__RAW DATA__.
=-=-=-=-=

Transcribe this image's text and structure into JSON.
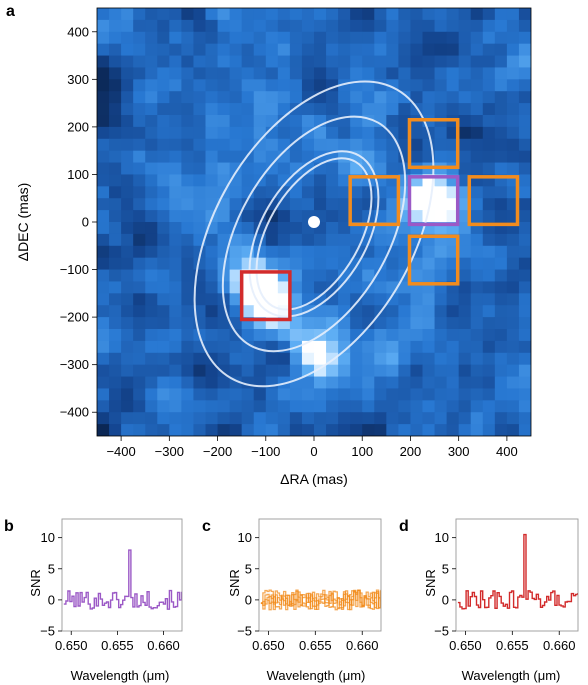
{
  "panel_labels": {
    "a": "a",
    "b": "b",
    "c": "c",
    "d": "d"
  },
  "colors": {
    "purple": "#9b59c6",
    "orange": "#f28c1e",
    "red": "#d22b2b",
    "ellipse": "#e6eefc",
    "star": "#ffffff"
  },
  "chart_data": [
    {
      "type": "heatmap",
      "panel": "a",
      "xlabel": "ΔRA (mas)",
      "ylabel": "ΔDEC (mas)",
      "xlim": [
        -450,
        450
      ],
      "ylim": [
        -450,
        450
      ],
      "xticks": [
        -400,
        -300,
        -200,
        -100,
        0,
        100,
        200,
        300,
        400
      ],
      "yticks": [
        -400,
        -300,
        -200,
        -100,
        0,
        100,
        200,
        300,
        400
      ],
      "colormap": "blue-white",
      "star": {
        "x": 0,
        "y": 0
      },
      "ellipses": [
        {
          "cx": 0,
          "cy": -25,
          "rx": 95,
          "ry": 175,
          "angle": 30
        },
        {
          "cx": 0,
          "cy": -25,
          "rx": 110,
          "ry": 190,
          "angle": 30
        },
        {
          "cx": 0,
          "cy": -25,
          "rx": 155,
          "ry": 270,
          "angle": 30
        },
        {
          "cx": 0,
          "cy": -25,
          "rx": 205,
          "ry": 350,
          "angle": 30
        }
      ],
      "apertures": [
        {
          "color": "purple",
          "x": 248,
          "y": 45,
          "w": 100,
          "h": 100
        },
        {
          "color": "orange",
          "x": 248,
          "y": 165,
          "w": 100,
          "h": 100
        },
        {
          "color": "orange",
          "x": 248,
          "y": -80,
          "w": 100,
          "h": 100
        },
        {
          "color": "orange",
          "x": 125,
          "y": 45,
          "w": 100,
          "h": 100
        },
        {
          "color": "orange",
          "x": 372,
          "y": 45,
          "w": 100,
          "h": 100
        },
        {
          "color": "red",
          "x": -100,
          "y": -155,
          "w": 100,
          "h": 100
        }
      ],
      "bright_spots": [
        {
          "x": 250,
          "y": 45,
          "intensity": 1.0
        },
        {
          "x": -100,
          "y": -155,
          "intensity": 1.0
        },
        {
          "x": 20,
          "y": -280,
          "intensity": 0.7
        }
      ]
    },
    {
      "type": "line",
      "panel": "b",
      "color": "purple",
      "xlabel": "Wavelength (μm)",
      "ylabel": "SNR",
      "xlim": [
        0.649,
        0.662
      ],
      "ylim": [
        -5,
        13
      ],
      "xticks": [
        0.65,
        0.655,
        0.66
      ],
      "yticks": [
        -5,
        0,
        5,
        10
      ],
      "line_peak": {
        "x": 0.6563,
        "y": 8
      }
    },
    {
      "type": "line",
      "panel": "c",
      "color": "orange",
      "xlabel": "Wavelength (μm)",
      "ylabel": "SNR",
      "xlim": [
        0.649,
        0.662
      ],
      "ylim": [
        -5,
        13
      ],
      "xticks": [
        0.65,
        0.655,
        0.66
      ],
      "yticks": [
        -5,
        0,
        5,
        10
      ],
      "series_count": 4,
      "line_peak": null
    },
    {
      "type": "line",
      "panel": "d",
      "color": "red",
      "xlabel": "Wavelength (μm)",
      "ylabel": "SNR",
      "xlim": [
        0.649,
        0.662
      ],
      "ylim": [
        -5,
        13
      ],
      "xticks": [
        0.65,
        0.655,
        0.66
      ],
      "yticks": [
        -5,
        0,
        5,
        10
      ],
      "line_peak": {
        "x": 0.6563,
        "y": 10.5
      }
    }
  ]
}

=-=-=-=-=

__WORK TO DO__.
Would you mind returning each entry above word for word, skipping the images?

__ANSWER TO THE PROBLEM__.
Transcribe this image's text and structure into JSON.
{
  "panel_labels": {
    "a": "a",
    "b": "b",
    "c": "c",
    "d": "d"
  },
  "colors": {
    "purple": "#9b59c6",
    "orange": "#f28c1e",
    "red": "#d22b2b",
    "ellipse": "#e6eefc",
    "star": "#ffffff"
  },
  "chart_data": [
    {
      "type": "heatmap",
      "panel": "a",
      "xlabel": "ΔRA (mas)",
      "ylabel": "ΔDEC (mas)",
      "xlim": [
        -450,
        450
      ],
      "ylim": [
        -450,
        450
      ],
      "xticks": [
        -400,
        -300,
        -200,
        -100,
        0,
        100,
        200,
        300,
        400
      ],
      "yticks": [
        -400,
        -300,
        -200,
        -100,
        0,
        100,
        200,
        300,
        400
      ],
      "colormap": "blue-white",
      "star": {
        "x": 0,
        "y": 0
      },
      "ellipses": [
        {
          "cx": 0,
          "cy": -25,
          "rx": 95,
          "ry": 175,
          "angle": 30
        },
        {
          "cx": 0,
          "cy": -25,
          "rx": 110,
          "ry": 190,
          "angle": 30
        },
        {
          "cx": 0,
          "cy": -25,
          "rx": 155,
          "ry": 270,
          "angle": 30
        },
        {
          "cx": 0,
          "cy": -25,
          "rx": 205,
          "ry": 350,
          "angle": 30
        }
      ],
      "apertures": [
        {
          "color": "purple",
          "x": 248,
          "y": 45,
          "w": 100,
          "h": 100
        },
        {
          "color": "orange",
          "x": 248,
          "y": 165,
          "w": 100,
          "h": 100
        },
        {
          "color": "orange",
          "x": 248,
          "y": -80,
          "w": 100,
          "h": 100
        },
        {
          "color": "orange",
          "x": 125,
          "y": 45,
          "w": 100,
          "h": 100
        },
        {
          "color": "orange",
          "x": 372,
          "y": 45,
          "w": 100,
          "h": 100
        },
        {
          "color": "red",
          "x": -100,
          "y": -155,
          "w": 100,
          "h": 100
        }
      ],
      "bright_spots": [
        {
          "x": 250,
          "y": 45,
          "intensity": 1.0
        },
        {
          "x": -100,
          "y": -155,
          "intensity": 1.0
        },
        {
          "x": 20,
          "y": -280,
          "intensity": 0.7
        }
      ]
    },
    {
      "type": "line",
      "panel": "b",
      "color": "purple",
      "xlabel": "Wavelength (μm)",
      "ylabel": "SNR",
      "xlim": [
        0.649,
        0.662
      ],
      "ylim": [
        -5,
        13
      ],
      "xticks": [
        0.65,
        0.655,
        0.66
      ],
      "yticks": [
        -5,
        0,
        5,
        10
      ],
      "line_peak": {
        "x": 0.6563,
        "y": 8
      }
    },
    {
      "type": "line",
      "panel": "c",
      "color": "orange",
      "xlabel": "Wavelength (μm)",
      "ylabel": "SNR",
      "xlim": [
        0.649,
        0.662
      ],
      "ylim": [
        -5,
        13
      ],
      "xticks": [
        0.65,
        0.655,
        0.66
      ],
      "yticks": [
        -5,
        0,
        5,
        10
      ],
      "series_count": 4,
      "line_peak": null
    },
    {
      "type": "line",
      "panel": "d",
      "color": "red",
      "xlabel": "Wavelength (μm)",
      "ylabel": "SNR",
      "xlim": [
        0.649,
        0.662
      ],
      "ylim": [
        -5,
        13
      ],
      "xticks": [
        0.65,
        0.655,
        0.66
      ],
      "yticks": [
        -5,
        0,
        5,
        10
      ],
      "line_peak": {
        "x": 0.6563,
        "y": 10.5
      }
    }
  ]
}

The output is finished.